STATED EXERCISE:
Where the word "областного" occurs in a line, return that line.

RECORDED INFORMATION:
------------------------------------

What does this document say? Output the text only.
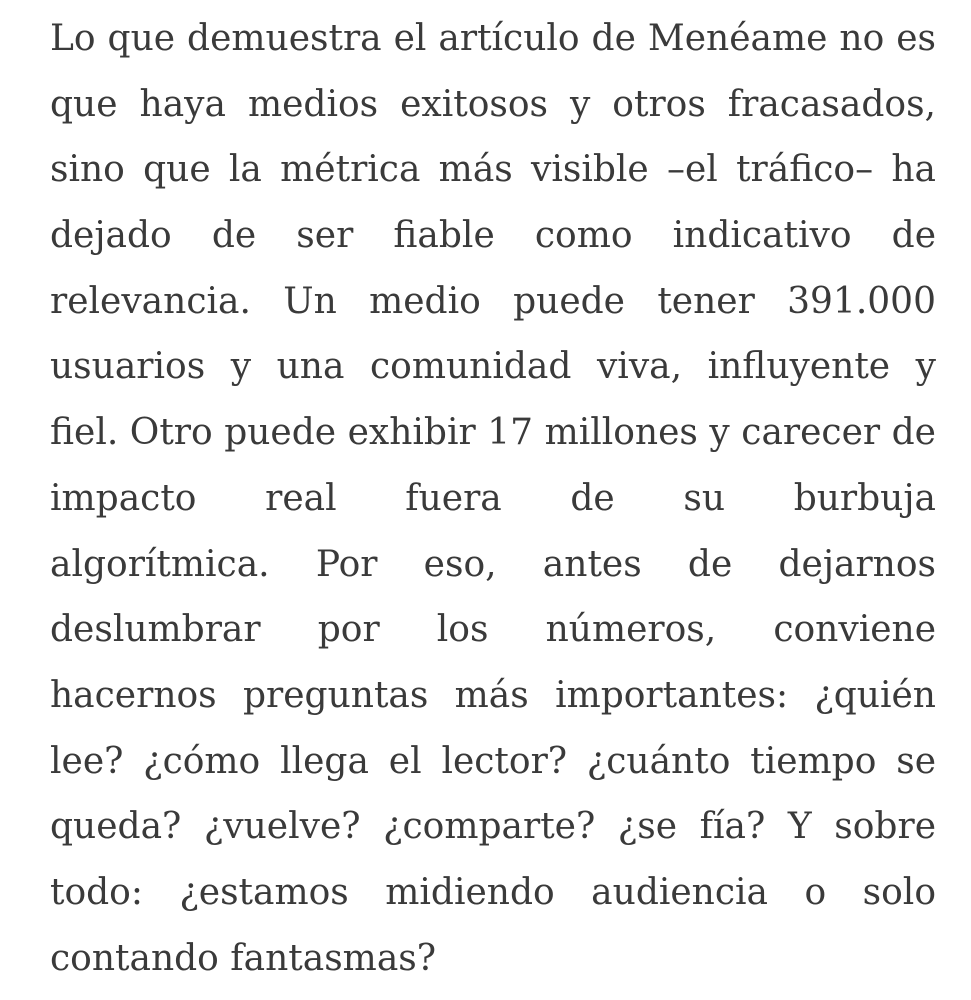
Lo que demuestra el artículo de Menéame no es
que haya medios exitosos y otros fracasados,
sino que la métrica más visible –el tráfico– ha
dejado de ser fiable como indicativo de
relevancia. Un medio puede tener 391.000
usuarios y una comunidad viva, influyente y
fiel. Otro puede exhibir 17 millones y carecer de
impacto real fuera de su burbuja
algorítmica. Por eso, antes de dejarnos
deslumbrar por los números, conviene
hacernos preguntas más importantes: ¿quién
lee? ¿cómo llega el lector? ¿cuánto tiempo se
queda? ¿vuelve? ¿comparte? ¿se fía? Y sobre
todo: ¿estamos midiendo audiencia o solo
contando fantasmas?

------------------------------------

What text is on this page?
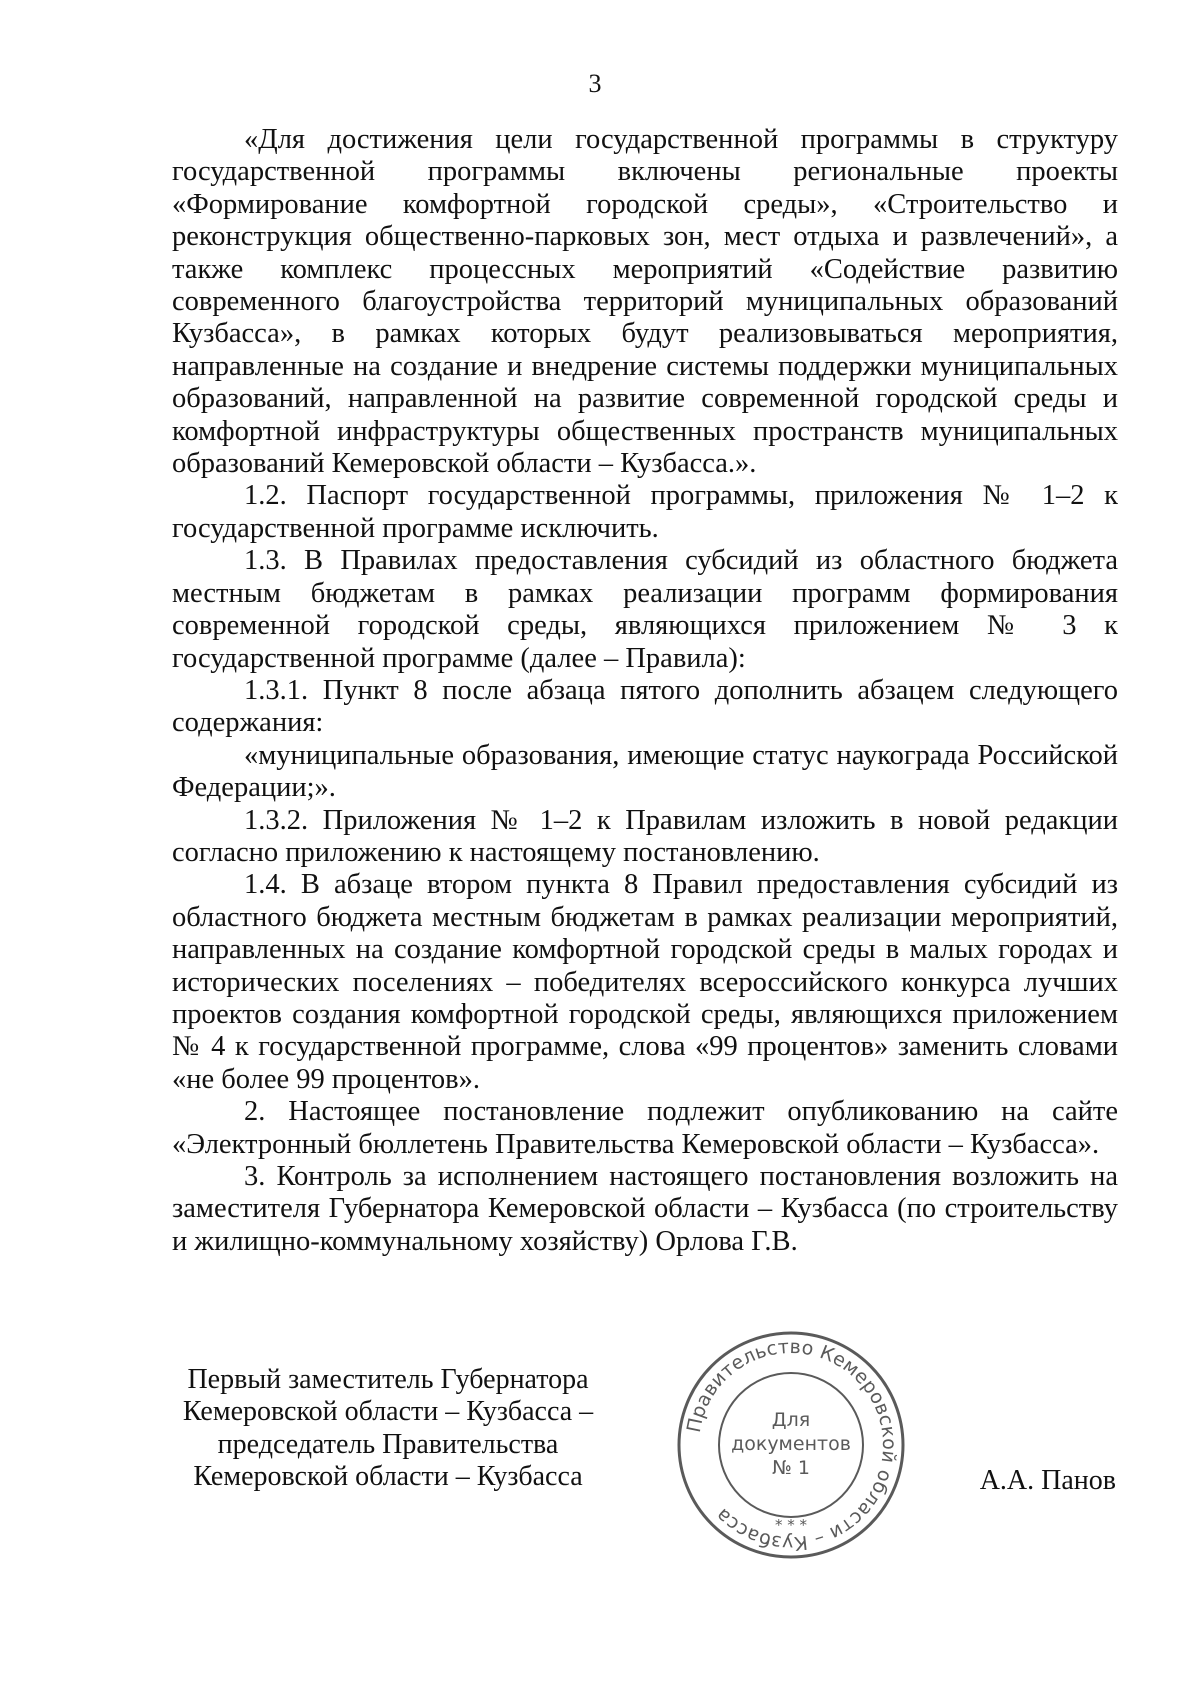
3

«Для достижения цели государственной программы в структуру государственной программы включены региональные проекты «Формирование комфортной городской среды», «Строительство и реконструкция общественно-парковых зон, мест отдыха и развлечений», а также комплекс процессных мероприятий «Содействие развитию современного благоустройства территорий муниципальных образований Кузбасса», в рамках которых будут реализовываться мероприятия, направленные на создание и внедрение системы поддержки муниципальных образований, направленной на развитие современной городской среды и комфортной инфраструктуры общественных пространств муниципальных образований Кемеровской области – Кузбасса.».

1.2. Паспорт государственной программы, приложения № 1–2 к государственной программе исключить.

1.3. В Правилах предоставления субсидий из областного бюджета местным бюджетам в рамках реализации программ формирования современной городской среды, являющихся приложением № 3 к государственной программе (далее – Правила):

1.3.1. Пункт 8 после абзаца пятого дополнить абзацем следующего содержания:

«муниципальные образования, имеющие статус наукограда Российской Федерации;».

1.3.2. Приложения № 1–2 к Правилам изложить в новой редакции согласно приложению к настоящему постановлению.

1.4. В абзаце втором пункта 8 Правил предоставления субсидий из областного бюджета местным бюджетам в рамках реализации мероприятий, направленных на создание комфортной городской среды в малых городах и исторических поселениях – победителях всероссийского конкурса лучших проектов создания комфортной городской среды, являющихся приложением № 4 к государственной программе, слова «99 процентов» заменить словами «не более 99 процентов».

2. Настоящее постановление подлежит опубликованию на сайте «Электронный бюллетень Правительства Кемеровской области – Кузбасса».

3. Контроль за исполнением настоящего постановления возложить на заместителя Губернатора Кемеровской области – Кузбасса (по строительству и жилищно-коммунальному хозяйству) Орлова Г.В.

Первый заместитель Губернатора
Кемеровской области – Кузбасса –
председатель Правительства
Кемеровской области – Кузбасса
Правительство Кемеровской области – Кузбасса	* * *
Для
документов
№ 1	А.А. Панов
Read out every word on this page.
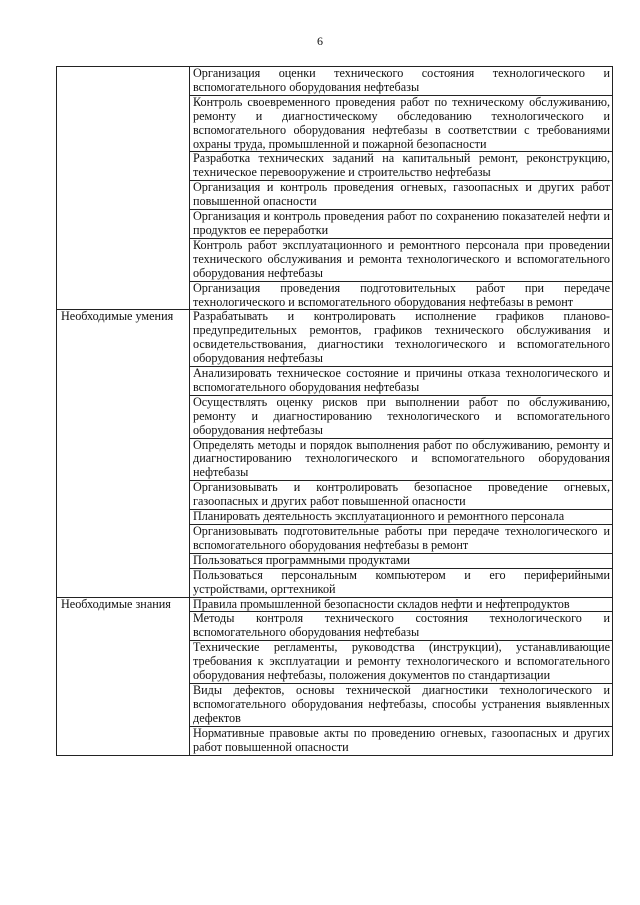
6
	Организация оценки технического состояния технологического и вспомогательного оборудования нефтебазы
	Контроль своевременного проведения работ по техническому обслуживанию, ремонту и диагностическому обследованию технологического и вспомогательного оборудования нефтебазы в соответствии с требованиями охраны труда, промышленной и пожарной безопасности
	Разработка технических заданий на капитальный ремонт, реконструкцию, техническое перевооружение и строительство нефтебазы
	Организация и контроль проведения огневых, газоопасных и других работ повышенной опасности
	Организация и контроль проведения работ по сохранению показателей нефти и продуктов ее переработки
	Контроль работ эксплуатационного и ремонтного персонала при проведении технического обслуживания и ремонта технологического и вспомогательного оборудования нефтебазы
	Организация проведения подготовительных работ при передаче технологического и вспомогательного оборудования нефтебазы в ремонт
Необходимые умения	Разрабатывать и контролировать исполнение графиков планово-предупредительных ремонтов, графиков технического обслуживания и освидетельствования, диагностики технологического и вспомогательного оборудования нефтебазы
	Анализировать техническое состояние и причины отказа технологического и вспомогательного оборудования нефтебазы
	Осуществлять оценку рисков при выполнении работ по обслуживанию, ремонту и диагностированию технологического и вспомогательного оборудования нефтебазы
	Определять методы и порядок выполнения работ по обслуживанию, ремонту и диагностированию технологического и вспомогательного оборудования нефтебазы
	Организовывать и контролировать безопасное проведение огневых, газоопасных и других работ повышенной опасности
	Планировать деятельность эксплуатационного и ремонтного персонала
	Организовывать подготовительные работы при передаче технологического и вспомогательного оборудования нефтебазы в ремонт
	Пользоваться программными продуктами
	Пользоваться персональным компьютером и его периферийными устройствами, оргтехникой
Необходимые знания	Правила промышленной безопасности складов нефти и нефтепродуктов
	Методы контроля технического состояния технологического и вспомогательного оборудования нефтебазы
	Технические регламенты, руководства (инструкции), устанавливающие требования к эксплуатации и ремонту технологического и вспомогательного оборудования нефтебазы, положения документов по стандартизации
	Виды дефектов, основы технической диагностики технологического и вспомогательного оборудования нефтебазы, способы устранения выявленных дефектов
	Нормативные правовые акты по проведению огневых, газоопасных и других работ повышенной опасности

------------------------------------

RESULT OF THIS EXERCISE:
1.3. В Правилах предоставления субсидий из областного бюджета местным бюджетам в рамках реализации программ формирования современной городской среды, являющихся приложением № 3 к государственной программе (далее – Правила):
1.4. В абзаце втором пункта 8 Правил предоставления субсидий из областного бюджета местным бюджетам в рамках реализации мероприятий, направленных на создание комфортной городской среды в малых городах и исторических поселениях – победителях всероссийского конкурса лучших проектов создания комфортной городской среды, являющихся приложением № 4 к государственной программе, слова «99 процентов» заменить словами «не более 99 процентов».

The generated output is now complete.